**WHAT TO PRODUCE:**
Repeat each record exactly as written, and drop any images.

Data entries:
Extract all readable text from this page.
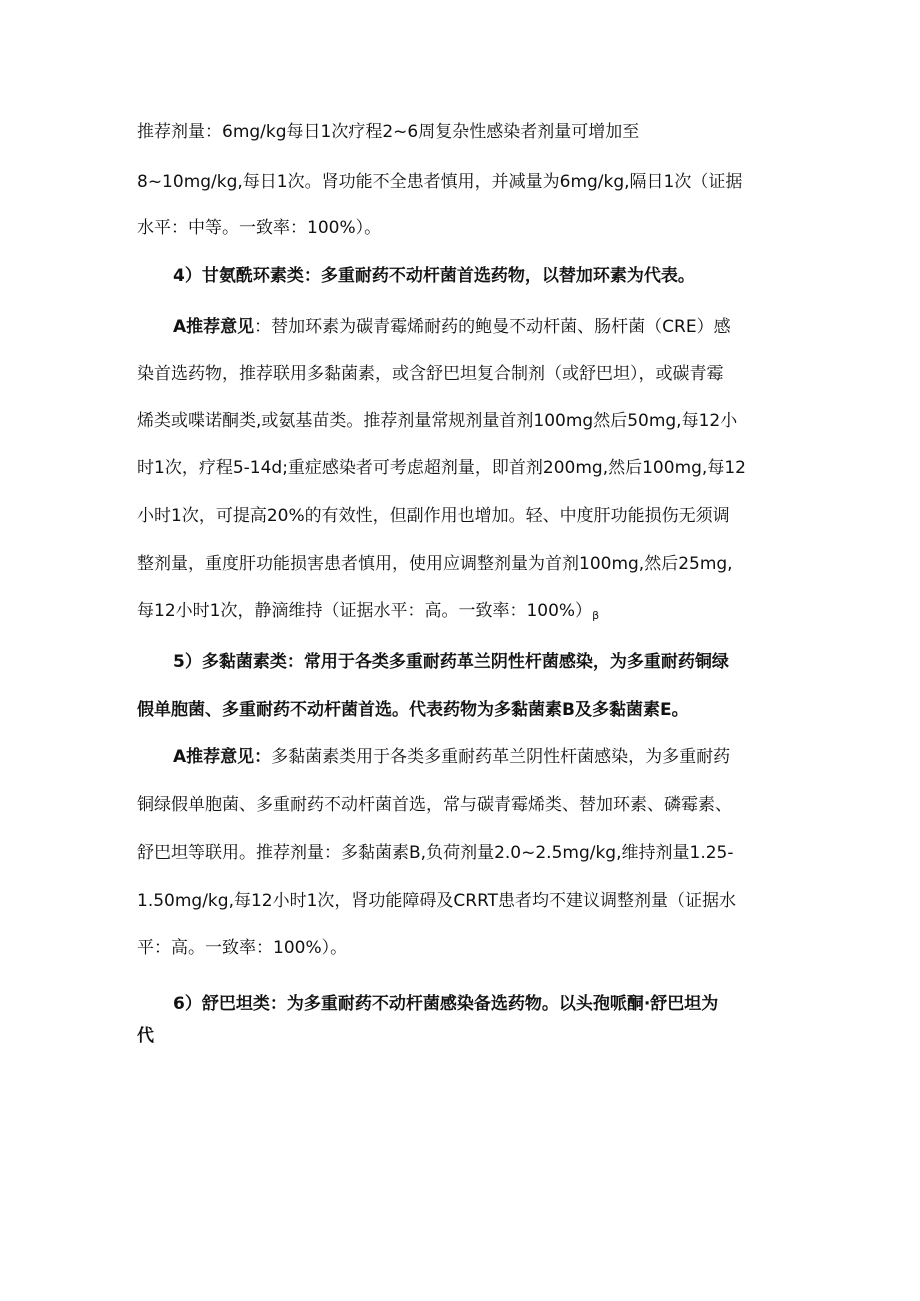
推荐剂量：6mg/kg每日1次疗程2~6周复杂性感染者剂量可增加至
8~10mg/kg,每日1次。肾功能不全患者慎用，并减量为6mg/kg,隔日1次（证据
水平：中等。一致率：100%）。
4）甘氨酰环素类：多重耐药不动杆菌首选药物，以替加环素为代表。
A推荐意见：替加环素为碳青霉烯耐药的鲍曼不动杆菌、肠杆菌（CRE）感
染首选药物，推荐联用多黏菌素，或含舒巴坦复合制剂（或舒巴坦），或碳青霉
烯类或喋诺酮类,或氨基苗类。推荐剂量常规剂量首剂100mg然后50mg,每12小
时1次，疗程5-14d;重症感染者可考虑超剂量，即首剂200mg,然后100mg,每12
小时1次，可提高20%的有效性，但副作用也增加。轻、中度肝功能损伤无须调
整剂量，重度肝功能损害患者慎用，使用应调整剂量为首剂100mg,然后25mg,
每12小时1次，静滴维持（证据水平：高。一致率：$100\%)_\beta$
5）多黏菌素类：常用于各类多重耐药革兰阴性杆菌感染，为多重耐药铜绿
假单胞菌、多重耐药不动杆菌首选。代表药物为多黏菌素B及多黏菌素E。
A推荐意见：多黏菌素类用于各类多重耐药革兰阴性杆菌感染，为多重耐药
铜绿假单胞菌、多重耐药不动杆菌首选，常与碳青霉烯类、替加环素、磷霉素、
舒巴坦等联用。推荐剂量：多黏菌素B,负荷剂量2.0~2.5mg/kg,维持剂量1.25-
1.50mg/kg,每12小时1次，肾功能障碍及CRRT患者均不建议调整剂量（证据水
平：高。一致率：100%）。
6）舒巴坦类：为多重耐药不动杆菌感染备选药物。以头孢哌酮·舒巴坦为
代
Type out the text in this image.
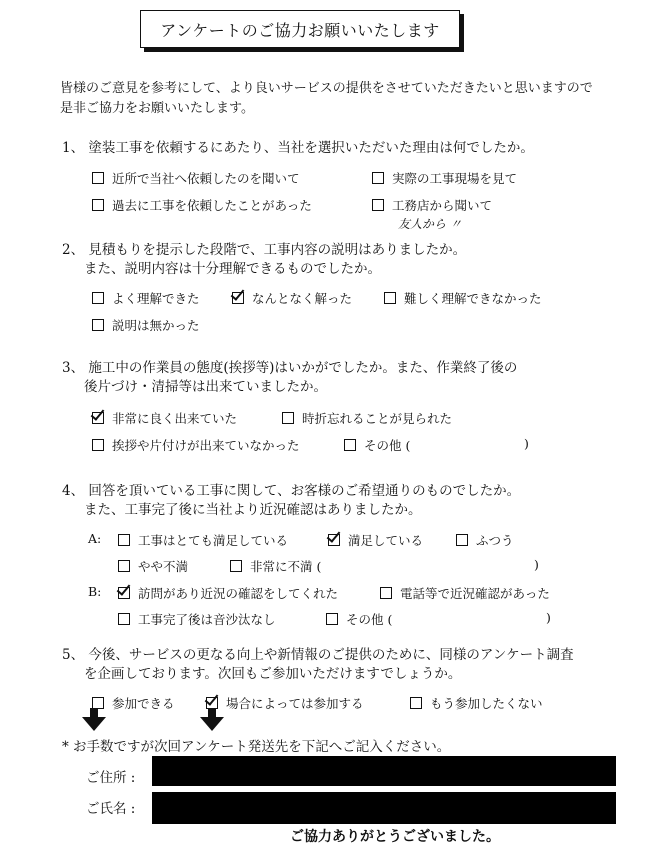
アンケートのご協力お願いいたします
皆様のご意見を参考にして、より良いサービスの提供をさせていただきたいと思いますので
是非ご協力をお願いいたします。
1、 塗装工事を依頼するにあたり、当社を選択いただいた理由は何でしたか。
近所で当社へ依頼したのを聞いて	実際の工事現場を見て
過去に工事を依頼したことがあった	工務店から聞いて
友人から 〃
2、 見積もりを提示した段階で、工事内容の説明はありましたか。
また、説明内容は十分理解できるものでしたか。
よく理解できた	なんとなく解った	難しく理解できなかった
説明は無かった
3、 施工中の作業員の態度(挨拶等)はいかがでしたか。また、作業終了後の
後片づけ・清掃等は出来ていましたか。
非常に良く出来ていた	時折忘れることが見られた
挨拶や片付けが出来ていなかった	その他 (	)
4、 回答を頂いている工事に関して、お客様のご希望通りのものでしたか。
また、工事完了後に当社より近況確認はありましたか。
A:	工事はとても満足している	満足している	ふつう
やや不満	非常に不満 (	)
B:	訪問があり近況の確認をしてくれた	電話等で近況確認があった
工事完了後は音沙汰なし	その他 (	)
5、 今後、サービスの更なる向上や新情報のご提供のために、同様のアンケート調査
を企画しております。次回もご参加いただけますでしょうか。
参加できる	場合によっては参加する	もう参加したくない
* お手数ですが次回アンケート発送先を下記へご記入ください。
ご住所 :
ご氏名 :
ご協力ありがとうございました。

**IN RESPONSE:**
Extract all readable text from this page.
推荐剂量：6mg/kg每日1次疗程2~6周复杂性感染者剂量可增加至
8~10mg/kg,每日1次。肾功能不全患者慎用，并减量为6mg/kg,隔日1次（证据
水平：中等。一致率：100%）。
4）甘氨酰环素类：多重耐药不动杆菌首选药物，以替加环素为代表。
A推荐意见：替加环素为碳青霉烯耐药的鲍曼不动杆菌、肠杆菌（CRE）感
染首选药物，推荐联用多黏菌素，或含舒巴坦复合制剂（或舒巴坦），或碳青霉
烯类或喋诺酮类,或氨基苗类。推荐剂量常规剂量首剂100mg然后50mg,每12小
时1次，疗程5-14d;重症感染者可考虑超剂量，即首剂200mg,然后100mg,每12
小时1次，可提高20%的有效性，但副作用也增加。轻、中度肝功能损伤无须调
整剂量，重度肝功能损害患者慎用，使用应调整剂量为首剂100mg,然后25mg,
每12小时1次，静滴维持（证据水平：高。一致率：$100\%)_\beta$
5）多黏菌素类：常用于各类多重耐药革兰阴性杆菌感染，为多重耐药铜绿
假单胞菌、多重耐药不动杆菌首选。代表药物为多黏菌素B及多黏菌素E。
A推荐意见：多黏菌素类用于各类多重耐药革兰阴性杆菌感染，为多重耐药
铜绿假单胞菌、多重耐药不动杆菌首选，常与碳青霉烯类、替加环素、磷霉素、
舒巴坦等联用。推荐剂量：多黏菌素B,负荷剂量2.0~2.5mg/kg,维持剂量1.25-
1.50mg/kg,每12小时1次，肾功能障碍及CRRT患者均不建议调整剂量（证据水
平：高。一致率：100%）。
6）舒巴坦类：为多重耐药不动杆菌感染备选药物。以头孢哌酮·舒巴坦为
代
Type out the text in this image.
アンケートのご協力お願いいたします
皆様のご意見を参考にして、より良いサービスの提供をさせていただきたいと思いますので
是非ご協力をお願いいたします。
1、 塗装工事を依頼するにあたり、当社を選択いただいた理由は何でしたか。
近所で当社へ依頼したのを聞いて	実際の工事現場を見て
過去に工事を依頼したことがあった	工務店から聞いて
友人から 〃
2、 見積もりを提示した段階で、工事内容の説明はありましたか。
また、説明内容は十分理解できるものでしたか。
よく理解できた	なんとなく解った	難しく理解できなかった
説明は無かった
3、 施工中の作業員の態度(挨拶等)はいかがでしたか。また、作業終了後の
後片づけ・清掃等は出来ていましたか。
非常に良く出来ていた	時折忘れることが見られた
挨拶や片付けが出来ていなかった	その他 (	)
4、 回答を頂いている工事に関して、お客様のご希望通りのものでしたか。
また、工事完了後に当社より近況確認はありましたか。
A:	工事はとても満足している	満足している	ふつう
やや不満	非常に不満 (	)
B:	訪問があり近況の確認をしてくれた	電話等で近況確認があった
工事完了後は音沙汰なし	その他 (	)
5、 今後、サービスの更なる向上や新情報のご提供のために、同様のアンケート調査
を企画しております。次回もご参加いただけますでしょうか。
参加できる	場合によっては参加する	もう参加したくない
* お手数ですが次回アンケート発送先を下記へご記入ください。
ご住所 :
ご氏名 :
ご協力ありがとうございました。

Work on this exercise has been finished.